= TASK TO COMPLETE =
Print all entries precisely as they are written.

= Collected data entries =
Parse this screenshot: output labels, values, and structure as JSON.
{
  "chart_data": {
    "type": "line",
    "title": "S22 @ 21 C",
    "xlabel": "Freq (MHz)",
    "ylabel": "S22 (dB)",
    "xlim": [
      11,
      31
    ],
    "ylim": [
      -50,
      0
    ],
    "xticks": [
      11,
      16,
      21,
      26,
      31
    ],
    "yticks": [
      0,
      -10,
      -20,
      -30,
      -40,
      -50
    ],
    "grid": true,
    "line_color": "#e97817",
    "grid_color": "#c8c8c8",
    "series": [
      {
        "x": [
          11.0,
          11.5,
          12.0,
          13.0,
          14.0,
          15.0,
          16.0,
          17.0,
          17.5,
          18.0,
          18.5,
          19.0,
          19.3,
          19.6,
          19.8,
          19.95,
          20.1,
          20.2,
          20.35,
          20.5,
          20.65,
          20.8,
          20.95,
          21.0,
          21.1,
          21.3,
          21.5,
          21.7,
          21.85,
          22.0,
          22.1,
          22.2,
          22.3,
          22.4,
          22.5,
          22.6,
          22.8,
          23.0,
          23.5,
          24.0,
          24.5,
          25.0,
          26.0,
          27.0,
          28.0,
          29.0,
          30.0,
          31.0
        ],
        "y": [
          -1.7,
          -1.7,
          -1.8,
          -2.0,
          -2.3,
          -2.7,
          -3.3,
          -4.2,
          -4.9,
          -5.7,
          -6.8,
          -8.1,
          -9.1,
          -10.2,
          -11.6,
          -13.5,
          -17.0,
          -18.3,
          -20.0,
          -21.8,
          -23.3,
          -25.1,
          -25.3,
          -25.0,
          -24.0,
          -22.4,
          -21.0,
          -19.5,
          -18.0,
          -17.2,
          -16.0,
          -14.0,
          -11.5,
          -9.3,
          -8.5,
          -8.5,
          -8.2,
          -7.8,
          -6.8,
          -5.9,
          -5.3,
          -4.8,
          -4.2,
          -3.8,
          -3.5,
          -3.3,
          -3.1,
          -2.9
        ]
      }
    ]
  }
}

= RESULT BELOW =
Parse this screenshot: output labels, values, and structure as JSON.
{
  "chart_data": {
    "type": "line",
    "title": "S22 @ 21 C",
    "xlabel": "Freq (MHz)",
    "ylabel": "S22 (dB)",
    "xlim": [
      11,
      31
    ],
    "ylim": [
      -50,
      0
    ],
    "xticks": [
      11,
      16,
      21,
      26,
      31
    ],
    "yticks": [
      0,
      -10,
      -20,
      -30,
      -40,
      -50
    ],
    "grid": true,
    "line_color": "#e97817",
    "grid_color": "#c8c8c8",
    "series": [
      {
        "x": [
          11.0,
          11.5,
          12.0,
          13.0,
          14.0,
          15.0,
          16.0,
          17.0,
          17.5,
          18.0,
          18.5,
          19.0,
          19.3,
          19.6,
          19.8,
          19.95,
          20.1,
          20.2,
          20.35,
          20.5,
          20.65,
          20.8,
          20.95,
          21.0,
          21.1,
          21.3,
          21.5,
          21.7,
          21.85,
          22.0,
          22.1,
          22.2,
          22.3,
          22.4,
          22.5,
          22.6,
          22.8,
          23.0,
          23.5,
          24.0,
          24.5,
          25.0,
          26.0,
          27.0,
          28.0,
          29.0,
          30.0,
          31.0
        ],
        "y": [
          -1.7,
          -1.7,
          -1.8,
          -2.0,
          -2.3,
          -2.7,
          -3.3,
          -4.2,
          -4.9,
          -5.7,
          -6.8,
          -8.1,
          -9.1,
          -10.2,
          -11.6,
          -13.5,
          -17.0,
          -18.3,
          -20.0,
          -21.8,
          -23.3,
          -25.1,
          -25.3,
          -25.0,
          -24.0,
          -22.4,
          -21.0,
          -19.5,
          -18.0,
          -17.2,
          -16.0,
          -14.0,
          -11.5,
          -9.3,
          -8.5,
          -8.5,
          -8.2,
          -7.8,
          -6.8,
          -5.9,
          -5.3,
          -4.8,
          -4.2,
          -3.8,
          -3.5,
          -3.3,
          -3.1,
          -2.9
        ]
      }
    ]
  }
}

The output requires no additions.